RECORDS FOR PROCESSING:
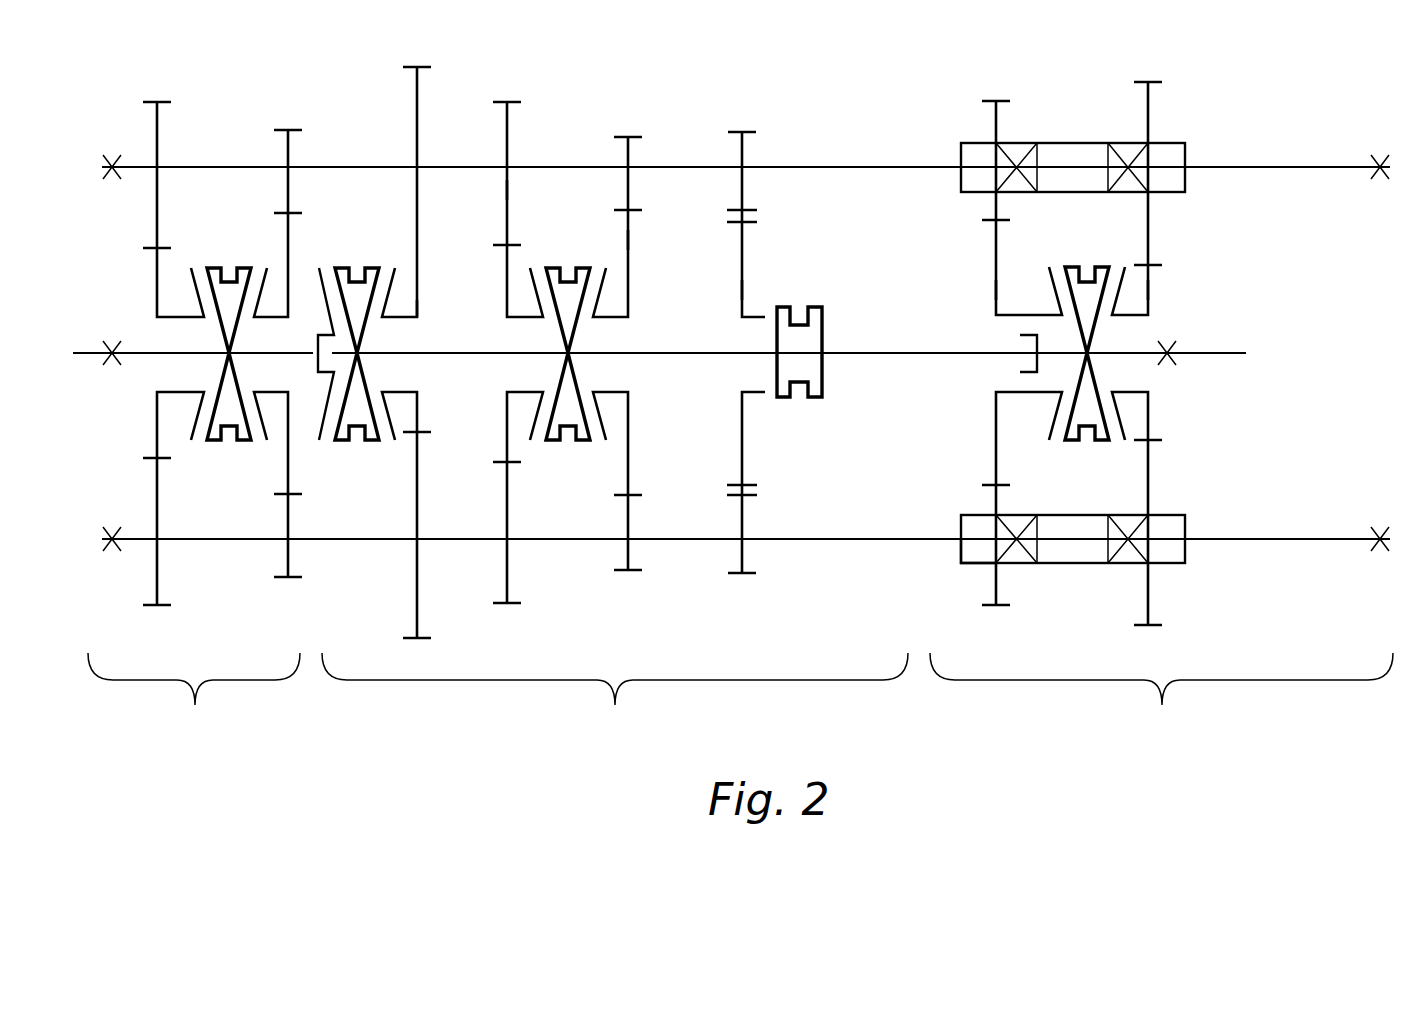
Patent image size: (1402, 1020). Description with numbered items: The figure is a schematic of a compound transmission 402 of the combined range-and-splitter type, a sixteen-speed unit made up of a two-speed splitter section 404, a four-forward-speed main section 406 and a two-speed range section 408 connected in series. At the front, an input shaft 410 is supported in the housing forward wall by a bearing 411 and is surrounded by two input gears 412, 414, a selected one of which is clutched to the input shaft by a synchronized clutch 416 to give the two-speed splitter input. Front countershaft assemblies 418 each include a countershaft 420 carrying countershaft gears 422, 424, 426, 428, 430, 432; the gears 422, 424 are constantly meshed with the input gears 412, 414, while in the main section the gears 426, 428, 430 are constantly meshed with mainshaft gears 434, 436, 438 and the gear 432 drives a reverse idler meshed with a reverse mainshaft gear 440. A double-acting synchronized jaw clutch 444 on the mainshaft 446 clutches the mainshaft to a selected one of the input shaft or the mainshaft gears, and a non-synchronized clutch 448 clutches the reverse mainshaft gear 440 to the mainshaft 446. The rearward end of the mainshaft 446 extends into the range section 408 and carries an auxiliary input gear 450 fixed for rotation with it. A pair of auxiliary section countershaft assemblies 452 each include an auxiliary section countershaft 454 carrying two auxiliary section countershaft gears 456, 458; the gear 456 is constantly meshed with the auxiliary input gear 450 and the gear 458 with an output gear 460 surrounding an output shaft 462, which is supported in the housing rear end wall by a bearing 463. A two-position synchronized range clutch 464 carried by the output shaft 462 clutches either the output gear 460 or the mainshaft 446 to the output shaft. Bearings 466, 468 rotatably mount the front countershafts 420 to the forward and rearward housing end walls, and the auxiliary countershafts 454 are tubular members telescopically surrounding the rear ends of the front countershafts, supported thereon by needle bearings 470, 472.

The transmission 402 is at (823, 132).
The two-speed splitter section 404 is at (194, 695).
The four-forward-speed main section 406 is at (615, 695).
The two-speed range section 408 is at (1161, 695).
The input shaft 410 is at (110, 362).
The bearing 411 is at (112, 340).
The input gear 412 is at (157, 293).
The input gear 414 is at (286, 262).
The synchronized clutch 416 is at (242, 442).
The front countershaft assemblies 418 is at (299, 97).
The countershaft 420 is at (565, 166).
The countershaft gear 422 is at (158, 128).
The countershaft gear 424 is at (286, 148).
The countershaft gear 426 is at (415, 137).
The countershaft gear 428 is at (505, 120).
The countershaft gear 430 is at (632, 150).
The countershaft gear 432 is at (742, 147).
The mainshaft gear 434 is at (415, 243).
The mainshaft gear 436 is at (505, 195).
The mainshaft gear 438 is at (628, 242).
The reverse mainshaft gear 440 is at (742, 293).
The double-acting synchronized jaw clutch 444 is at (592, 442).
The mainshaft 446 is at (667, 355).
The non-synchronized clutch 448 is at (790, 307).
The auxiliary input gear 450 is at (994, 292).
The auxiliary section countershaft assemblies 452 is at (1025, 118).
The auxiliary section countershaft 454 is at (1067, 142).
The auxiliary section countershaft gear 456 is at (993, 120).
The auxiliary section countershaft gear 458 is at (1150, 118).
The output gear 460 is at (1150, 290).
The output shaft 462 is at (1200, 355).
The bearing 463 is at (1170, 344).
The synchronized range clutch 464 is at (1088, 270).
The bearing 466 is at (113, 155).
The bearing 468 is at (1380, 155).
The needle bearing 470 is at (980, 565).
The needle bearing 472 is at (1126, 515).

WHAT TO PRODUCE:
Reproduce every line of the material above verbatim, leaving out the picture.

RESPONSE TO THIS TASK:
Patent image size: (1402, 1020). Description with numbered items: The figure is a schematic of a compound transmission 402 of the combined range-and-splitter type, a sixteen-speed unit made up of a two-speed splitter section 404, a four-forward-speed main section 406 and a two-speed range section 408 connected in series. At the front, an input shaft 410 is supported in the housing forward wall by a bearing 411 and is surrounded by two input gears 412, 414, a selected one of which is clutched to the input shaft by a synchronized clutch 416 to give the two-speed splitter input. Front countershaft assemblies 418 each include a countershaft 420 carrying countershaft gears 422, 424, 426, 428, 430, 432; the gears 422, 424 are constantly meshed with the input gears 412, 414, while in the main section the gears 426, 428, 430 are constantly meshed with mainshaft gears 434, 436, 438 and the gear 432 drives a reverse idler meshed with a reverse mainshaft gear 440. A double-acting synchronized jaw clutch 444 on the mainshaft 446 clutches the mainshaft to a selected one of the input shaft or the mainshaft gears, and a non-synchronized clutch 448 clutches the reverse mainshaft gear 440 to the mainshaft 446. The rearward end of the mainshaft 446 extends into the range section 408 and carries an auxiliary input gear 450 fixed for rotation with it. A pair of auxiliary section countershaft assemblies 452 each include an auxiliary section countershaft 454 carrying two auxiliary section countershaft gears 456, 458; the gear 456 is constantly meshed with the auxiliary input gear 450 and the gear 458 with an output gear 460 surrounding an output shaft 462, which is supported in the housing rear end wall by a bearing 463. A two-position synchronized range clutch 464 carried by the output shaft 462 clutches either the output gear 460 or the mainshaft 446 to the output shaft. Bearings 466, 468 rotatably mount the front countershafts 420 to the forward and rearward housing end walls, and the auxiliary countershafts 454 are tubular members telescopically surrounding the rear ends of the front countershafts, supported thereon by needle bearings 470, 472.

The transmission 402 is at (823, 132).
The two-speed splitter section 404 is at (194, 695).
The four-forward-speed main section 406 is at (615, 695).
The two-speed range section 408 is at (1161, 695).
The input shaft 410 is at (110, 362).
The bearing 411 is at (112, 340).
The input gear 412 is at (157, 293).
The input gear 414 is at (286, 262).
The synchronized clutch 416 is at (242, 442).
The front countershaft assemblies 418 is at (299, 97).
The countershaft 420 is at (565, 166).
The countershaft gear 422 is at (158, 128).
The countershaft gear 424 is at (286, 148).
The countershaft gear 426 is at (415, 137).
The countershaft gear 428 is at (505, 120).
The countershaft gear 430 is at (632, 150).
The countershaft gear 432 is at (742, 147).
The mainshaft gear 434 is at (415, 243).
The mainshaft gear 436 is at (505, 195).
The mainshaft gear 438 is at (628, 242).
The reverse mainshaft gear 440 is at (742, 293).
The double-acting synchronized jaw clutch 444 is at (592, 442).
The mainshaft 446 is at (667, 355).
The non-synchronized clutch 448 is at (790, 307).
The auxiliary input gear 450 is at (994, 292).
The auxiliary section countershaft assemblies 452 is at (1025, 118).
The auxiliary section countershaft 454 is at (1067, 142).
The auxiliary section countershaft gear 456 is at (993, 120).
The auxiliary section countershaft gear 458 is at (1150, 118).
The output gear 460 is at (1150, 290).
The output shaft 462 is at (1200, 355).
The bearing 463 is at (1170, 344).
The synchronized range clutch 464 is at (1088, 270).
The bearing 466 is at (113, 155).
The bearing 468 is at (1380, 155).
The needle bearing 470 is at (980, 565).
The needle bearing 472 is at (1126, 515).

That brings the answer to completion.